The exercise.
Copy each line of the material below that includes the string "Coordinator".

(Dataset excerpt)

>> Start

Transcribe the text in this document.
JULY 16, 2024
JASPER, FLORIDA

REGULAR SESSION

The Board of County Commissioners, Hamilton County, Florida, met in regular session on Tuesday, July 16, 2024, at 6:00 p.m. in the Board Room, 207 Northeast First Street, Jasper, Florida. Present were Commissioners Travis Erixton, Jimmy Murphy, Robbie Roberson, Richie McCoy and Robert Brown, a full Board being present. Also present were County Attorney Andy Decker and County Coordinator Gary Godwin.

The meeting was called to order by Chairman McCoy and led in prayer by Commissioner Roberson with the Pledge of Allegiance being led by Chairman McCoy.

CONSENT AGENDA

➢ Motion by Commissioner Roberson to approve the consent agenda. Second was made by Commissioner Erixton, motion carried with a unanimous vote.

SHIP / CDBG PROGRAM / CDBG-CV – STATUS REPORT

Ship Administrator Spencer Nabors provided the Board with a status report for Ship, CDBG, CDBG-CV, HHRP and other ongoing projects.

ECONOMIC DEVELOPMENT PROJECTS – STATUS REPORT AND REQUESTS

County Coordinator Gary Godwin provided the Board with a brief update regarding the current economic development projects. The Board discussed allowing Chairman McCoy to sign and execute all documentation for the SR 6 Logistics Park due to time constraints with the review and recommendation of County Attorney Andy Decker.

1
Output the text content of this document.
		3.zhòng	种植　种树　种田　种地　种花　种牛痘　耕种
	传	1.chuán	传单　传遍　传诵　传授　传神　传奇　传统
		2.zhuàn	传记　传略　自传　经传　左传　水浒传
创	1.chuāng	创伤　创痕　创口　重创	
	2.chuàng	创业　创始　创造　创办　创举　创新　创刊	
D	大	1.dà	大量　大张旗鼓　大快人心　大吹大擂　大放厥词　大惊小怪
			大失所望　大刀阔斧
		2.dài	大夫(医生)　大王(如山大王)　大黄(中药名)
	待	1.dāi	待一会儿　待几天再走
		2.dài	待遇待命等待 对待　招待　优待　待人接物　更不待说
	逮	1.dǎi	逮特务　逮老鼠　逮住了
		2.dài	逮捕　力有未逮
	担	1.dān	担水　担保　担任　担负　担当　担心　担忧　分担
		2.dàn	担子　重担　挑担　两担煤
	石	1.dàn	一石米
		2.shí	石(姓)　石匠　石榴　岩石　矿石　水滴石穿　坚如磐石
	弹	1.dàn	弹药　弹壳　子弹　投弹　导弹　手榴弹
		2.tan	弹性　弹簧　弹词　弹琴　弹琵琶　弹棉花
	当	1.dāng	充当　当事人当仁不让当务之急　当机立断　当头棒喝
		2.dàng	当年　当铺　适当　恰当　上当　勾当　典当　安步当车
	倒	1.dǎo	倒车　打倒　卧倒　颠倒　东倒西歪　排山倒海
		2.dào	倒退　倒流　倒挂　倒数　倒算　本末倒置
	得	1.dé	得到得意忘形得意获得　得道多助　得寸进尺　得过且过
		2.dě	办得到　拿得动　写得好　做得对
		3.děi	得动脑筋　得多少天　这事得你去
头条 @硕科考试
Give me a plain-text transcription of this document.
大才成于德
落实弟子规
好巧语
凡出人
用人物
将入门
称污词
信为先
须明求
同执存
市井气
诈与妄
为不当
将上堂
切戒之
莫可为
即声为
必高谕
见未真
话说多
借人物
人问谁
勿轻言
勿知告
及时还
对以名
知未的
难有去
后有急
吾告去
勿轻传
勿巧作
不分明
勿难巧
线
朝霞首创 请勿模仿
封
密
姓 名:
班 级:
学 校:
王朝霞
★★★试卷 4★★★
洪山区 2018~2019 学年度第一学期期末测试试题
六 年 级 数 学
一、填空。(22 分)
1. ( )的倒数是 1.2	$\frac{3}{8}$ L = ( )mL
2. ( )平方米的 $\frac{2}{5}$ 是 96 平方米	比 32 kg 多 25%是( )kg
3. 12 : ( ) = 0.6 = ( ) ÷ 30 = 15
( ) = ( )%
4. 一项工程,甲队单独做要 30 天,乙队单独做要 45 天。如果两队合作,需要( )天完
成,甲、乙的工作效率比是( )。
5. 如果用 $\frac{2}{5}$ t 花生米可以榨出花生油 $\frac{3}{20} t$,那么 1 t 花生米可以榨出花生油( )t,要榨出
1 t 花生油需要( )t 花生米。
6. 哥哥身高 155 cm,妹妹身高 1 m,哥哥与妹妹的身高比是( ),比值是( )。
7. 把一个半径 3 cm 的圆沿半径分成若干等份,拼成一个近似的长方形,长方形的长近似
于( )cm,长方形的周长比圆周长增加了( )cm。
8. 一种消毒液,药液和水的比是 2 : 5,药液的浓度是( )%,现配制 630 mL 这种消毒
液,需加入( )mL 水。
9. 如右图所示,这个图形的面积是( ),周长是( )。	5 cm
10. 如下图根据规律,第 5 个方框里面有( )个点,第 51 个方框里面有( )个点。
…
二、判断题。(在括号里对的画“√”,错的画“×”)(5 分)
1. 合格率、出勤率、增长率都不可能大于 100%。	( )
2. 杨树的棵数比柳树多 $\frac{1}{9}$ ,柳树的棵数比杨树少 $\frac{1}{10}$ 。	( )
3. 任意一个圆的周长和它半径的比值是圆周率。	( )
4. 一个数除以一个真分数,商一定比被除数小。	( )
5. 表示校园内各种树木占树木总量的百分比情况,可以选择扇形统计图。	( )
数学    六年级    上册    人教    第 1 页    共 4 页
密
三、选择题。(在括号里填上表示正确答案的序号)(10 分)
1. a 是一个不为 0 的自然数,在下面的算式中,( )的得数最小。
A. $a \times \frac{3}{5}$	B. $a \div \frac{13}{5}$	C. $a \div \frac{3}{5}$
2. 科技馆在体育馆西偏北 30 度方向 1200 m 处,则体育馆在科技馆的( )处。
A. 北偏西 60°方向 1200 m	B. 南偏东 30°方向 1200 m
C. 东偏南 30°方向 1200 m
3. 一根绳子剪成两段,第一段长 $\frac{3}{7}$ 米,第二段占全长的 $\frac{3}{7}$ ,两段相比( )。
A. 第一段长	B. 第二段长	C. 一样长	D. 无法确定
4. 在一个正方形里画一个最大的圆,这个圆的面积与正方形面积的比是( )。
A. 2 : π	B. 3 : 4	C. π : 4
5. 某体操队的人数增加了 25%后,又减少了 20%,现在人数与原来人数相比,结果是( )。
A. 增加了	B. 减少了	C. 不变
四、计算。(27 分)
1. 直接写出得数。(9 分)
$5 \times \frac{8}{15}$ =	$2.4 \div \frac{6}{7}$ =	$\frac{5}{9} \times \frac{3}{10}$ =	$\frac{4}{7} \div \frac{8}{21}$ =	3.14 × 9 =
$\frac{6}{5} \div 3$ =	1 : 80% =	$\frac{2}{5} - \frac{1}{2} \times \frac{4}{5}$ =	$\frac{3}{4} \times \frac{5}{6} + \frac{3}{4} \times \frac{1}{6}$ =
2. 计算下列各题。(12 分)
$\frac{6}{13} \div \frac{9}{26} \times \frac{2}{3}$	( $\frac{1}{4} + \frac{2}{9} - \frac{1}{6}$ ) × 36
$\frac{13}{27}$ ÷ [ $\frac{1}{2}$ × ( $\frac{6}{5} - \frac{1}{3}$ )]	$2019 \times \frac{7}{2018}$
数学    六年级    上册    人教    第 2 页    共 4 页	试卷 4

>> End

Solution to the exercise.
The Board of County Commissioners, Hamilton County, Florida, met in regular session on Tuesday, July 16, 2024, at 6:00 p.m. in the Board Room, 207 Northeast First Street, Jasper, Florida. Present were Commissioners Travis Erixton, Jimmy Murphy, Robbie Roberson, Richie McCoy and Robert Brown, a full Board being present. Also present were County Attorney Andy Decker and County Coordinator Gary Godwin.
County Coordinator Gary Godwin provided the Board with a brief update regarding the current economic development projects. The Board discussed allowing Chairman McCoy to sign and execute all documentation for the SR 6 Logistics Park due to time constraints with the review and recommendation of County Attorney Andy Decker.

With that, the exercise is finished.